» **Problem to solve**: Pull each line holding "Details" out of the entries below.

» **Input records**:
- - - - - - -

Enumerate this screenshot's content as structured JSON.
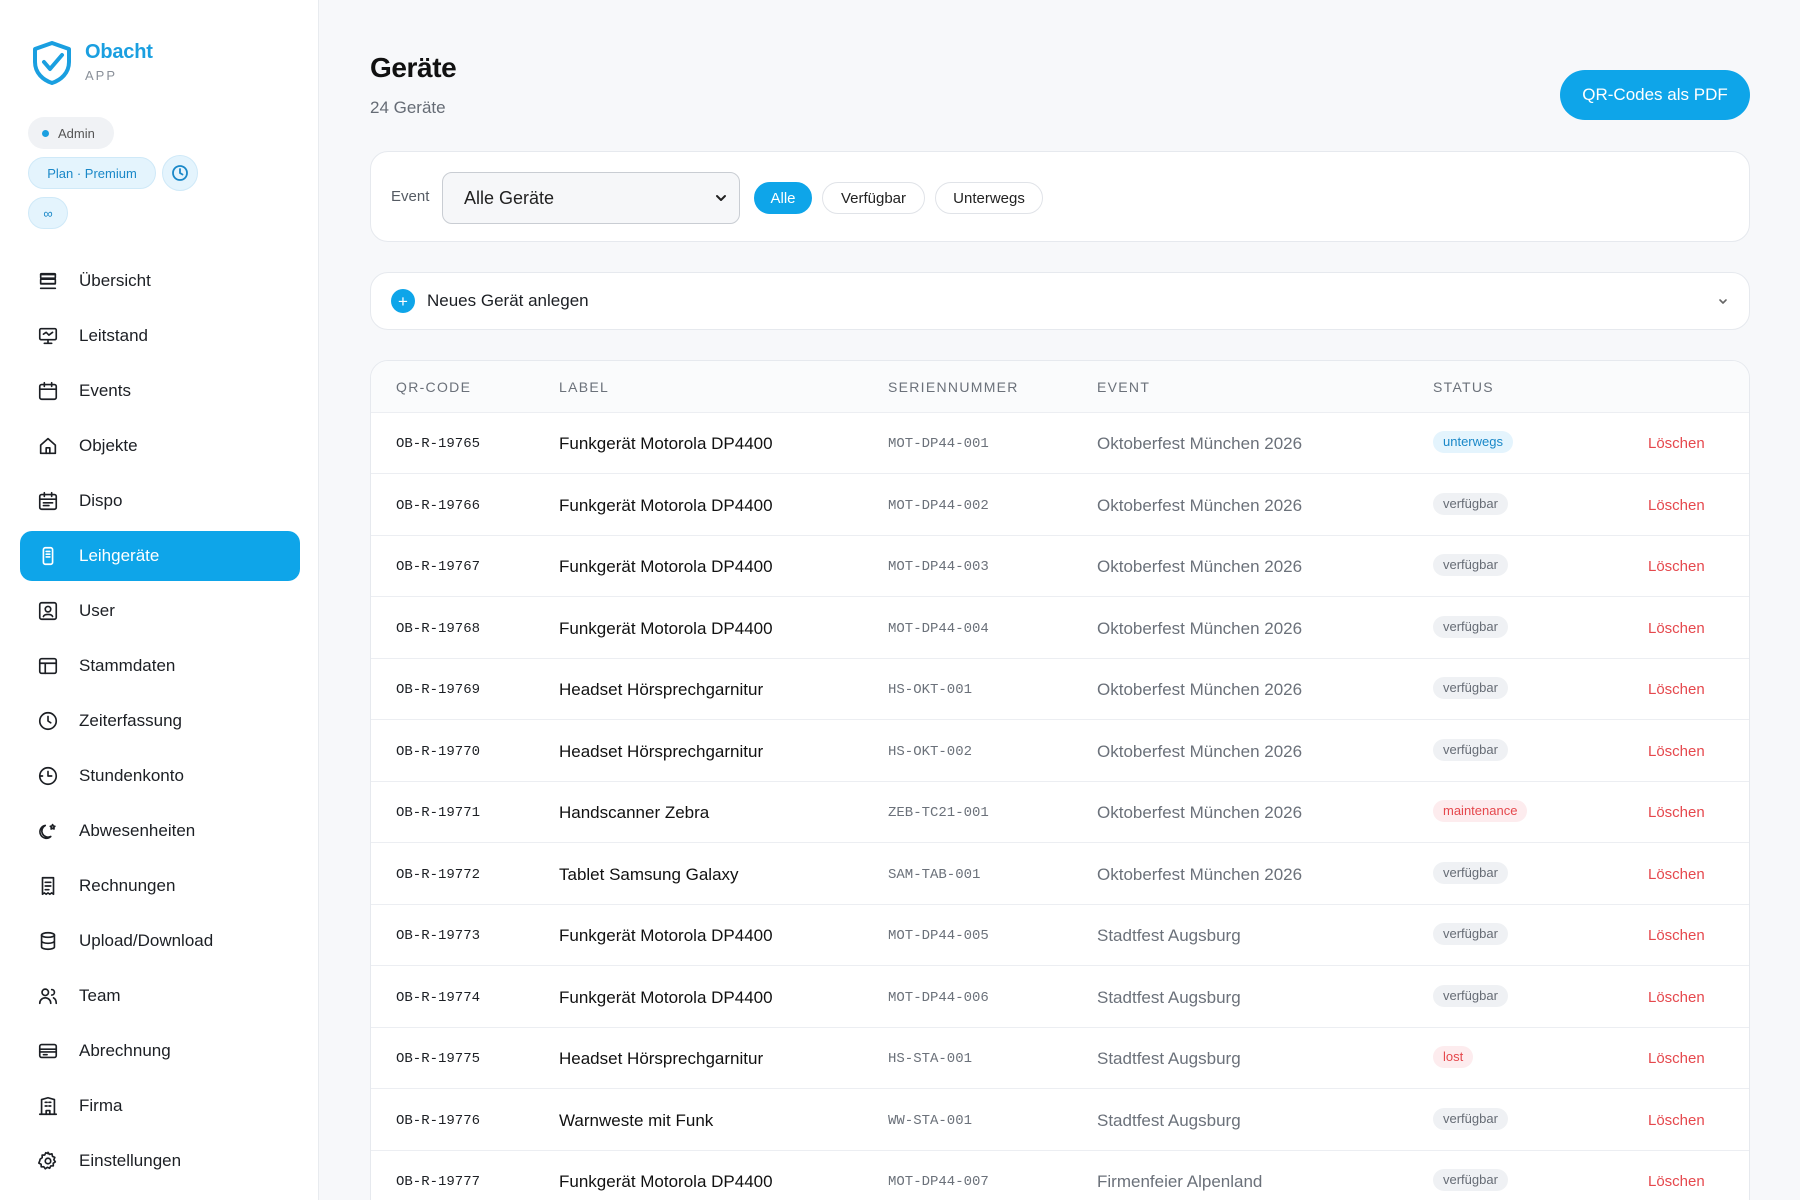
{
  "brand": {
    "name": "Obacht",
    "sub": "APP"
  },
  "badges": {
    "role": "Admin",
    "plan": "Plan · Premium",
    "infinity": "∞"
  },
  "nav": [
    {
      "label": "Übersicht",
      "icon": "layers-icon"
    },
    {
      "label": "Leitstand",
      "icon": "monitor-icon"
    },
    {
      "label": "Events",
      "icon": "calendar-icon"
    },
    {
      "label": "Objekte",
      "icon": "home-icon"
    },
    {
      "label": "Dispo",
      "icon": "calendar-list-icon"
    },
    {
      "label": "Leihgeräte",
      "icon": "device-icon",
      "active": true
    },
    {
      "label": "User",
      "icon": "user-badge-icon"
    },
    {
      "label": "Stammdaten",
      "icon": "table-layout-icon"
    },
    {
      "label": "Zeiterfassung",
      "icon": "clock-icon"
    },
    {
      "label": "Stundenkonto",
      "icon": "clock-history-icon"
    },
    {
      "label": "Abwesenheiten",
      "icon": "moon-star-icon"
    },
    {
      "label": "Rechnungen",
      "icon": "receipt-icon"
    },
    {
      "label": "Upload/Download",
      "icon": "database-icon"
    },
    {
      "label": "Team",
      "icon": "users-icon"
    },
    {
      "label": "Abrechnung",
      "icon": "credit-card-icon"
    },
    {
      "label": "Firma",
      "icon": "building-icon"
    },
    {
      "label": "Einstellungen",
      "icon": "gear-icon"
    }
  ],
  "header": {
    "title": "Geräte",
    "subtitle": "24 Geräte",
    "qr_button": "QR-Codes als PDF"
  },
  "filter": {
    "label": "Event",
    "select_value": "Alle Geräte",
    "chips": [
      {
        "label": "Alle",
        "active": true
      },
      {
        "label": "Verfügbar",
        "active": false
      },
      {
        "label": "Unterwegs",
        "active": false
      }
    ]
  },
  "new_device": {
    "label": "Neues Gerät anlegen"
  },
  "table": {
    "columns": [
      "QR-CODE",
      "LABEL",
      "SERIENNUMMER",
      "EVENT",
      "STATUS"
    ],
    "delete_label": "Löschen",
    "rows": [
      {
        "qr": "OB-R-19765",
        "label": "Funkgerät Motorola DP4400",
        "serial": "MOT-DP44-001",
        "event": "Oktoberfest München 2026",
        "status": "unterwegs",
        "status_class": "unterwegs"
      },
      {
        "qr": "OB-R-19766",
        "label": "Funkgerät Motorola DP4400",
        "serial": "MOT-DP44-002",
        "event": "Oktoberfest München 2026",
        "status": "verfügbar",
        "status_class": "verfuegbar"
      },
      {
        "qr": "OB-R-19767",
        "label": "Funkgerät Motorola DP4400",
        "serial": "MOT-DP44-003",
        "event": "Oktoberfest München 2026",
        "status": "verfügbar",
        "status_class": "verfuegbar"
      },
      {
        "qr": "OB-R-19768",
        "label": "Funkgerät Motorola DP4400",
        "serial": "MOT-DP44-004",
        "event": "Oktoberfest München 2026",
        "status": "verfügbar",
        "status_class": "verfuegbar"
      },
      {
        "qr": "OB-R-19769",
        "label": "Headset Hörsprechgarnitur",
        "serial": "HS-OKT-001",
        "event": "Oktoberfest München 2026",
        "status": "verfügbar",
        "status_class": "verfuegbar"
      },
      {
        "qr": "OB-R-19770",
        "label": "Headset Hörsprechgarnitur",
        "serial": "HS-OKT-002",
        "event": "Oktoberfest München 2026",
        "status": "verfügbar",
        "status_class": "verfuegbar"
      },
      {
        "qr": "OB-R-19771",
        "label": "Handscanner Zebra",
        "serial": "ZEB-TC21-001",
        "event": "Oktoberfest München 2026",
        "status": "maintenance",
        "status_class": "maintenance"
      },
      {
        "qr": "OB-R-19772",
        "label": "Tablet Samsung Galaxy",
        "serial": "SAM-TAB-001",
        "event": "Oktoberfest München 2026",
        "status": "verfügbar",
        "status_class": "verfuegbar"
      },
      {
        "qr": "OB-R-19773",
        "label": "Funkgerät Motorola DP4400",
        "serial": "MOT-DP44-005",
        "event": "Stadtfest Augsburg",
        "status": "verfügbar",
        "status_class": "verfuegbar"
      },
      {
        "qr": "OB-R-19774",
        "label": "Funkgerät Motorola DP4400",
        "serial": "MOT-DP44-006",
        "event": "Stadtfest Augsburg",
        "status": "verfügbar",
        "status_class": "verfuegbar"
      },
      {
        "qr": "OB-R-19775",
        "label": "Headset Hörsprechgarnitur",
        "serial": "HS-STA-001",
        "event": "Stadtfest Augsburg",
        "status": "lost",
        "status_class": "lost"
      },
      {
        "qr": "OB-R-19776",
        "label": "Warnweste mit Funk",
        "serial": "WW-STA-001",
        "event": "Stadtfest Augsburg",
        "status": "verfügbar",
        "status_class": "verfuegbar"
      },
      {
        "qr": "OB-R-19777",
        "label": "Funkgerät Motorola DP4400",
        "serial": "MOT-DP44-007",
        "event": "Firmenfeier Alpenland",
        "status": "verfügbar",
        "status_class": "verfuegbar"
      }
    ]
  },
  "colors": {
    "accent": "#0ea5e9",
    "danger": "#e5484d"
  }
}
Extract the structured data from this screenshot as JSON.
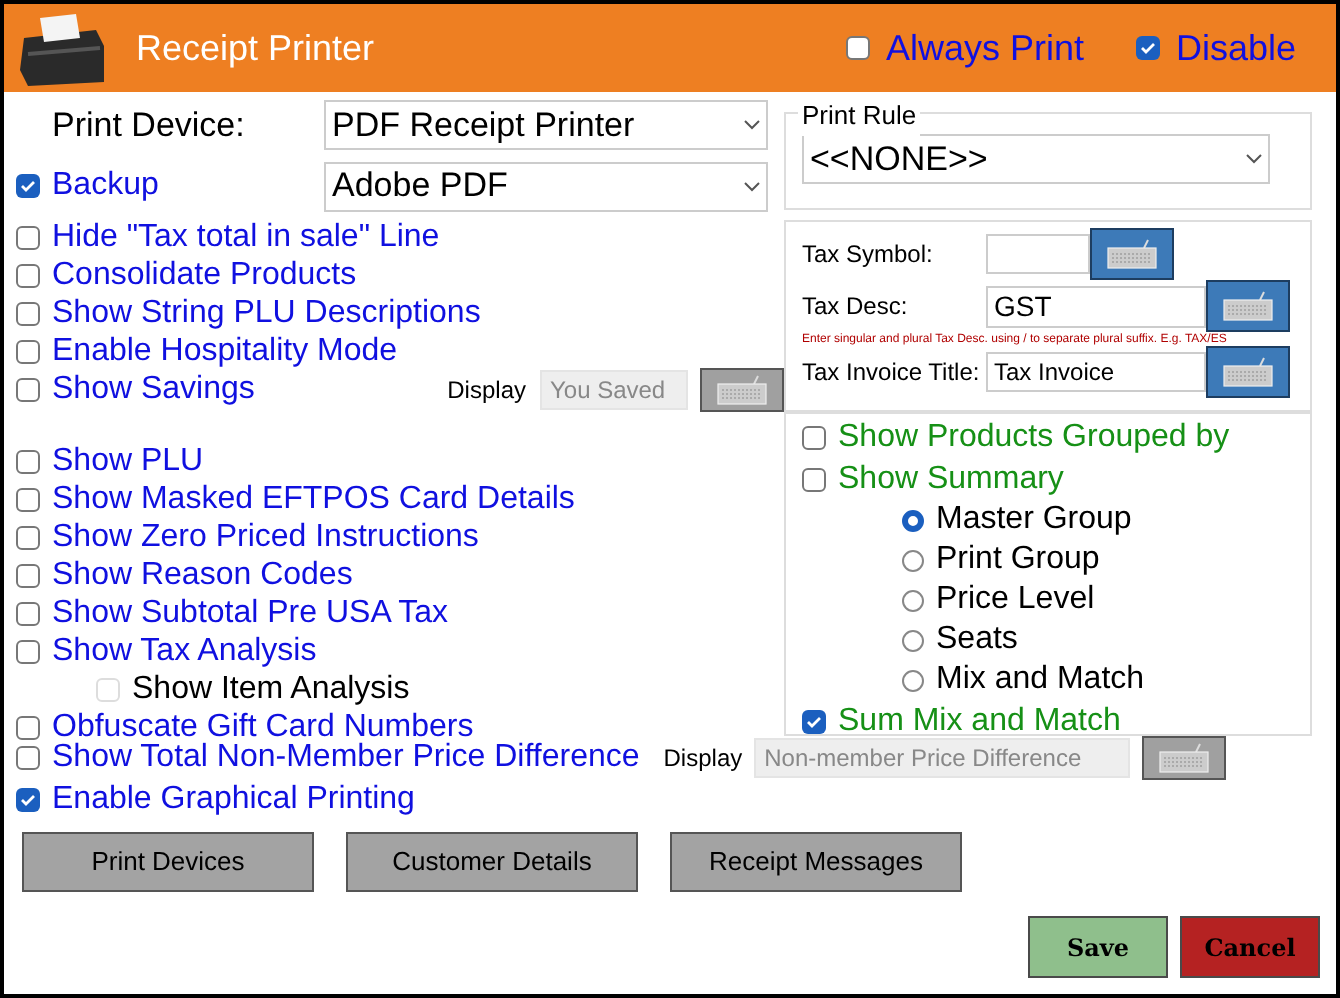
{
  "header": {
    "title": "Receipt Printer",
    "always_print": {
      "label": "Always Print",
      "checked": false
    },
    "disable": {
      "label": "Disable",
      "checked": true
    }
  },
  "print_device": {
    "label": "Print Device:",
    "value": "PDF Receipt Printer"
  },
  "backup": {
    "label": "Backup",
    "checked": true,
    "value": "Adobe PDF"
  },
  "options_1": [
    {
      "label": "Hide \"Tax total in sale\" Line",
      "checked": false
    },
    {
      "label": "Consolidate Products",
      "checked": false
    },
    {
      "label": "Show String PLU Descriptions",
      "checked": false
    },
    {
      "label": "Enable Hospitality Mode",
      "checked": false
    },
    {
      "label": "Show Savings",
      "checked": false,
      "display": {
        "label": "Display",
        "placeholder": "You Saved"
      }
    }
  ],
  "options_2": [
    {
      "label": "Show PLU",
      "checked": false
    },
    {
      "label": "Show Masked EFTPOS Card Details",
      "checked": false
    },
    {
      "label": "Show Zero Priced Instructions",
      "checked": false
    },
    {
      "label": "Show Reason Codes",
      "checked": false
    },
    {
      "label": "Show Subtotal Pre USA Tax",
      "checked": false
    },
    {
      "label": "Show Tax Analysis",
      "checked": false,
      "children": [
        {
          "label": "Show Item Analysis",
          "checked": false,
          "disabled": true
        }
      ]
    },
    {
      "label": "Obfuscate Gift Card Numbers",
      "checked": false
    }
  ],
  "print_rule": {
    "label": "Print Rule",
    "value": "<<NONE>>"
  },
  "tax": {
    "symbol": {
      "label": "Tax Symbol:"
    },
    "desc": {
      "label": "Tax Desc:",
      "value": "GST"
    },
    "hint": "Enter singular and plural Tax Desc. using / to separate plural suffix.  E.g.  TAX/ES",
    "invoice_title": {
      "label": "Tax Invoice Title:",
      "value": "Tax Invoice"
    }
  },
  "grouping": {
    "show_products_grouped_by": {
      "label": "Show Products Grouped by",
      "checked": false
    },
    "show_summary": {
      "label": "Show Summary",
      "checked": false
    },
    "groups": [
      {
        "label": "Master Group",
        "selected": true
      },
      {
        "label": "Print Group",
        "selected": false
      },
      {
        "label": "Price Level",
        "selected": false
      },
      {
        "label": "Seats",
        "selected": false
      },
      {
        "label": "Mix and Match",
        "selected": false
      }
    ],
    "sum_mix_and_match": {
      "label": "Sum Mix and Match",
      "checked": true
    }
  },
  "options_3": [
    {
      "label": "Show Total Non-Member Price Difference",
      "checked": false,
      "display": {
        "label": "Display",
        "placeholder": "Non-member Price Difference"
      }
    },
    {
      "label": "Enable Graphical Printing",
      "checked": true
    }
  ],
  "buttons": [
    "Print Devices",
    "Customer Details",
    "Receipt Messages"
  ],
  "actions": [
    {
      "label": "Save",
      "kind": "save"
    },
    {
      "label": "Cancel",
      "kind": "cancel"
    }
  ]
}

- - - - - - -

» **Finished task**:
      "label": "Show Masked EFTPOS Card Details",
    "Customer Details",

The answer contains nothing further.